## Data excerpts
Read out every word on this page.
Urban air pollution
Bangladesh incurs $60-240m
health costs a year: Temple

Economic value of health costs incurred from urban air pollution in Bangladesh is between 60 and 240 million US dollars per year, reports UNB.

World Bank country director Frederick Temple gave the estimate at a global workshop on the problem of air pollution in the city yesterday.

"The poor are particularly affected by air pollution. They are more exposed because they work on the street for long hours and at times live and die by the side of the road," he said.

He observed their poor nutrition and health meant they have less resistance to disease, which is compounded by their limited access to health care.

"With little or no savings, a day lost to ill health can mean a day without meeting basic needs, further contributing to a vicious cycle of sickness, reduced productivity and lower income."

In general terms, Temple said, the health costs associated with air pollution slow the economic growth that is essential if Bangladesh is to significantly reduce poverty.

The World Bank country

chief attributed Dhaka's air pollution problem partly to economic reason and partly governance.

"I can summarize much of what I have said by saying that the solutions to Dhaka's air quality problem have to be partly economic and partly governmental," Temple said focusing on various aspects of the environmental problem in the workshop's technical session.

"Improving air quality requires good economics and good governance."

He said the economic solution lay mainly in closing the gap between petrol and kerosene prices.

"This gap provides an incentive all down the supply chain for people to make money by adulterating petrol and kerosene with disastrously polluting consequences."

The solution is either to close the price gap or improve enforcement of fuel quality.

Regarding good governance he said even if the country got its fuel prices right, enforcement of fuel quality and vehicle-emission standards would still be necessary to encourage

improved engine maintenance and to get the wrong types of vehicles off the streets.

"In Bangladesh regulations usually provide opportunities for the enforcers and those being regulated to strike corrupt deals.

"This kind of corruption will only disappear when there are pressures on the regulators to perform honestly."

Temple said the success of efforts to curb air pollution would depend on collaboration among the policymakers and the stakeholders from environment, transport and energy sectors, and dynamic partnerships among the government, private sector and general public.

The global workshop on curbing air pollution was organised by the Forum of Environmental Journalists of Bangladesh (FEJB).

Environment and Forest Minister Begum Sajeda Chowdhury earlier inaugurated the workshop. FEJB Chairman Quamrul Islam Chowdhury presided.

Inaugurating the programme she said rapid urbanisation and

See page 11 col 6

## Written exercise
Output each record exactly, leaving nothing out.

## The output
Read out every word on this page.
Urban air pollution
Bangladesh incurs $60-240m
health costs a year: Temple

Economic value of health costs incurred from urban air pollution in Bangladesh is between 60 and 240 million US dollars per year, reports UNB.

World Bank country director Frederick Temple gave the estimate at a global workshop on the problem of air pollution in the city yesterday.

"The poor are particularly affected by air pollution. They are more exposed because they work on the street for long hours and at times live and die by the side of the road," he said.

He observed their poor nutrition and health meant they have less resistance to disease, which is compounded by their limited access to health care.

"With little or no savings, a day lost to ill health can mean a day without meeting basic needs, further contributing to a vicious cycle of sickness, reduced productivity and lower income."

In general terms, Temple said, the health costs associated with air pollution slow the economic growth that is essential if Bangladesh is to significantly reduce poverty.

The World Bank country

chief attributed Dhaka's air pollution problem partly to economic reason and partly governance.

"I can summarize much of what I have said by saying that the solutions to Dhaka's air quality problem have to be partly economic and partly governmental," Temple said focusing on various aspects of the environmental problem in the workshop's technical session.

"Improving air quality requires good economics and good governance."

He said the economic solution lay mainly in closing the gap between petrol and kerosene prices.

"This gap provides an incentive all down the supply chain for people to make money by adulterating petrol and kerosene with disastrously polluting consequences."

The solution is either to close the price gap or improve enforcement of fuel quality.

Regarding good governance he said even if the country got its fuel prices right, enforcement of fuel quality and vehicle-emission standards would still be necessary to encourage

improved engine maintenance and to get the wrong types of vehicles off the streets.

"In Bangladesh regulations usually provide opportunities for the enforcers and those being regulated to strike corrupt deals.

"This kind of corruption will only disappear when there are pressures on the regulators to perform honestly."

Temple said the success of efforts to curb air pollution would depend on collaboration among the policymakers and the stakeholders from environment, transport and energy sectors, and dynamic partnerships among the government, private sector and general public.

The global workshop on curbing air pollution was organised by the Forum of Environmental Journalists of Bangladesh (FEJB).

Environment and Forest Minister Begum Sajeda Chowdhury earlier inaugurated the workshop. FEJB Chairman Quamrul Islam Chowdhury presided.

Inaugurating the programme she said rapid urbanisation and

See page 11 col 6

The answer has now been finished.